Problem requirements:
Search the material for the word "kind" and copy each line that holds it.

++++ Task data

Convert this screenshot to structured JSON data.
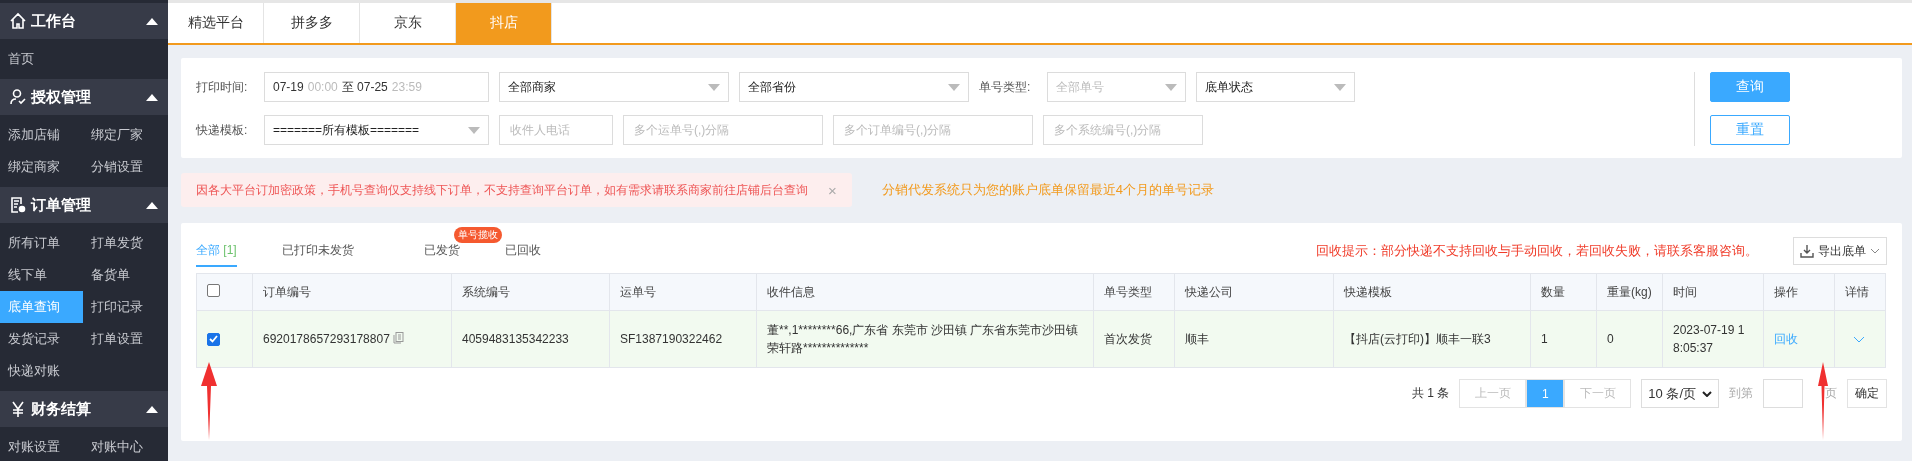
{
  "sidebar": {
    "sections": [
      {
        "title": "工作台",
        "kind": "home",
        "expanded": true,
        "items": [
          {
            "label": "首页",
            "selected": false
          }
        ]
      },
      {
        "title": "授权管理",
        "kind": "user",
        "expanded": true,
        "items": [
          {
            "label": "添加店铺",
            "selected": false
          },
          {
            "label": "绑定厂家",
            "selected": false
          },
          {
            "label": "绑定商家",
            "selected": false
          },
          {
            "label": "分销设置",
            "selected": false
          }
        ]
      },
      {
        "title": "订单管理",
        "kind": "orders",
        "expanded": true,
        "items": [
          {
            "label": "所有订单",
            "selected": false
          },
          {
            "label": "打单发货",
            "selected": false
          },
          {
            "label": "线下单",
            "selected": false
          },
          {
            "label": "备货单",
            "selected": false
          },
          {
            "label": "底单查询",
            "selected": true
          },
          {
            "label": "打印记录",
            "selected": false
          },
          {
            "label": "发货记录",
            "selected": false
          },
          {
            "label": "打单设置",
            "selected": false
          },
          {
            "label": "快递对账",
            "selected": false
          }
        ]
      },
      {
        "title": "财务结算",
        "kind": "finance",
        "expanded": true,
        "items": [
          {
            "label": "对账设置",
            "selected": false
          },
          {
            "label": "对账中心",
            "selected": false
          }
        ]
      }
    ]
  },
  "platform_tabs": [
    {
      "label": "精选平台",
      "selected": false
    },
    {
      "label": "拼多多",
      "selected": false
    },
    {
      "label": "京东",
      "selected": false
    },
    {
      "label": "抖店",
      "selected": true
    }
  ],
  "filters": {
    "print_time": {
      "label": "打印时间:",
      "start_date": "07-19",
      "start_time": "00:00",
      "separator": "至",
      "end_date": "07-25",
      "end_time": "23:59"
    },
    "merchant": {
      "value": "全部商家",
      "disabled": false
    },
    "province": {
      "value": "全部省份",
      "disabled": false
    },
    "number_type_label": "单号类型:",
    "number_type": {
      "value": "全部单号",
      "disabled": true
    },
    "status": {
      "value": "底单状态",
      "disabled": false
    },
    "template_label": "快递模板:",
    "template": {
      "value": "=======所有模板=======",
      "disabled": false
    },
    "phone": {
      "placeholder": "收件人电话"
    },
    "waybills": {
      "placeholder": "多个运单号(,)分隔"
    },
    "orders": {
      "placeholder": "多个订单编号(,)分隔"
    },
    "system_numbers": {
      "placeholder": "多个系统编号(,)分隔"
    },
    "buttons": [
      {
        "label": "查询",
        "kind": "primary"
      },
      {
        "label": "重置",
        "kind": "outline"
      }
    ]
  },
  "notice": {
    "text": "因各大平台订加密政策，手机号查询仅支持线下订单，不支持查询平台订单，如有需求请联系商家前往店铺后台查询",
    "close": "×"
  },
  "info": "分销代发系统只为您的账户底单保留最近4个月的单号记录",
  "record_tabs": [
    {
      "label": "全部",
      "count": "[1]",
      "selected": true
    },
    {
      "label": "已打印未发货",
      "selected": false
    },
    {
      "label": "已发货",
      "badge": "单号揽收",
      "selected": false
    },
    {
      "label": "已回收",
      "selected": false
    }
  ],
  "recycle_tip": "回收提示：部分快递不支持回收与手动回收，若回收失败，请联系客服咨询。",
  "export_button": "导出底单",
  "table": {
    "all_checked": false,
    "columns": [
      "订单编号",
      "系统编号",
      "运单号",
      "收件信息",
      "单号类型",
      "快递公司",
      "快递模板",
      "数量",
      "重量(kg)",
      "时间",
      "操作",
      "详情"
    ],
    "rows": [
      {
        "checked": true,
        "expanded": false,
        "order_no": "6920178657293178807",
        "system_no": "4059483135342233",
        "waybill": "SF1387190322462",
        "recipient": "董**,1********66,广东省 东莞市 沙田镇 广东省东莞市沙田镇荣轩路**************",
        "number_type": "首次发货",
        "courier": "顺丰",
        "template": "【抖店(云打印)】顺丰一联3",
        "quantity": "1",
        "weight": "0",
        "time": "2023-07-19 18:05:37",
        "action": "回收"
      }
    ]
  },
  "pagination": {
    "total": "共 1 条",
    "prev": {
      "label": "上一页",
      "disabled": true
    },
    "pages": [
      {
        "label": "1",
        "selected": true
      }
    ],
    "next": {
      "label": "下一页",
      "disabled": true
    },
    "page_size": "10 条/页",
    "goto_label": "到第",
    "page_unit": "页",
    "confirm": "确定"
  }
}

++++++++

Solution for this problem:
        "kind": "home",
        "kind": "user",
        "kind": "orders",
        "kind": "finance",
        "kind": "primary"
        "kind": "outline"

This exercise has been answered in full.